Task: Repeat every entry word for word, but leave the images out of your copy.

-- Begin Raw records --

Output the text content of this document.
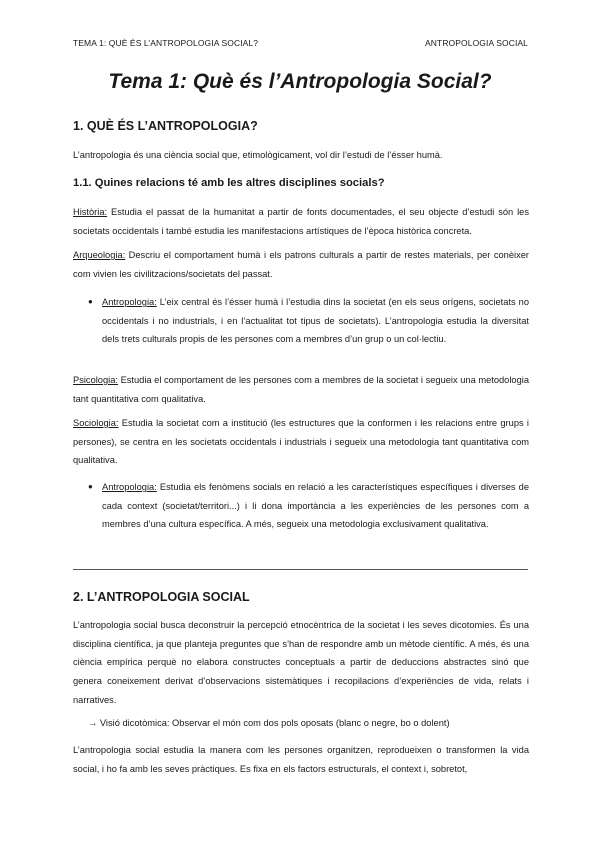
TEMA 1: QUÈ ÉS L’ANTROPOLOGIA SOCIAL?	ANTROPOLOGIA SOCIAL
Tema 1: Què és l’Antropologia Social?
1. QUÈ ÉS L’ANTROPOLOGIA?

L’antropologia és una ciència social que, etimològicament, vol dir l’estudi de l’ésser humà.

1.1. Quines relacions té amb les altres disciplines socials?

Història: Estudia el passat de la humanitat a partir de fonts documentades, el seu objecte d’estudi són les societats occidentals i també estudia les manifestacions artístiques de l’època històrica concreta.

Arqueologia: Descriu el comportament humà i els patrons culturals a partir de restes materials, per conèixer com vivien les civilitzacions/societats del passat.

● Antropologia: L’eix central és l’ésser humà i l’estudia dins la societat (en els seus orígens, societats no occidentals i no industrials, i en l’actualitat tot tipus de societats). L’antropologia estudia la diversitat dels trets culturals propis de les persones com a membres d’un grup o un col·lectiu.

Psicologia: Estudia el comportament de les persones com a membres de la societat i segueix una metodologia tant quantitativa com qualitativa.

Sociologia: Estudia la societat com a institució (les estructures que la conformen i les relacions entre grups i persones), se centra en les societats occidentals i industrials i segueix una metodologia tant quantitativa com qualitativa.

● Antropologia: Estudia els fenòmens socials en relació a les característiques específiques i diverses de cada context (societat/territori...) i li dona importància a les experiències de les persones com a membres d’una cultura específica. A més, segueix una metodologia exclusivament qualitativa.

2. L’ANTROPOLOGIA SOCIAL

L’antropologia social busca deconstruir la percepció etnocèntrica de la societat i les seves dicotomies. És una disciplina científica, ja que planteja preguntes que s’han de respondre amb un mètode científic. A més, és una ciència empírica perquè no elabora constructes conceptuals a partir de deduccions abstractes sinó que genera coneixement derivat d’observacions sistemàtiques i recopilacions d’experiències de vida, relats i narratives.

→ Visió dicotòmica: Observar el món com dos pols oposats (blanc o negre, bo o dolent)

L’antropologia social estudia la manera com les persones organitzen, reprodueixen o transformen la vida social, i ho fa amb les seves pràctiques. Es fixa en els factors estructurals, el context i, sobretot,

-- End Raw records --

Task response:
Output the text content of this document.
TEMA 1: QUÈ ÉS L’ANTROPOLOGIA SOCIAL?	ANTROPOLOGIA SOCIAL
Tema 1: Què és l’Antropologia Social?
1. QUÈ ÉS L’ANTROPOLOGIA?

L’antropologia és una ciència social que, etimològicament, vol dir l’estudi de l’ésser humà.

1.1. Quines relacions té amb les altres disciplines socials?

Història: Estudia el passat de la humanitat a partir de fonts documentades, el seu objecte d’estudi són les societats occidentals i també estudia les manifestacions artístiques de l’època històrica concreta.

Arqueologia: Descriu el comportament humà i els patrons culturals a partir de restes materials, per conèixer com vivien les civilitzacions/societats del passat.

● Antropologia: L’eix central és l’ésser humà i l’estudia dins la societat (en els seus orígens, societats no occidentals i no industrials, i en l’actualitat tot tipus de societats). L’antropologia estudia la diversitat dels trets culturals propis de les persones com a membres d’un grup o un col·lectiu.

Psicologia: Estudia el comportament de les persones com a membres de la societat i segueix una metodologia tant quantitativa com qualitativa.

Sociologia: Estudia la societat com a institució (les estructures que la conformen i les relacions entre grups i persones), se centra en les societats occidentals i industrials i segueix una metodologia tant quantitativa com qualitativa.

● Antropologia: Estudia els fenòmens socials en relació a les característiques específiques i diverses de cada context (societat/territori...) i li dona importància a les experiències de les persones com a membres d’una cultura específica. A més, segueix una metodologia exclusivament qualitativa.

2. L’ANTROPOLOGIA SOCIAL

L’antropologia social busca deconstruir la percepció etnocèntrica de la societat i les seves dicotomies. És una disciplina científica, ja que planteja preguntes que s’han de respondre amb un mètode científic. A més, és una ciència empírica perquè no elabora constructes conceptuals a partir de deduccions abstractes sinó que genera coneixement derivat d’observacions sistemàtiques i recopilacions d’experiències de vida, relats i narratives.

→ Visió dicotòmica: Observar el món com dos pols oposats (blanc o negre, bo o dolent)

L’antropologia social estudia la manera com les persones organitzen, reprodueixen o transformen la vida social, i ho fa amb les seves pràctiques. Es fixa en els factors estructurals, el context i, sobretot,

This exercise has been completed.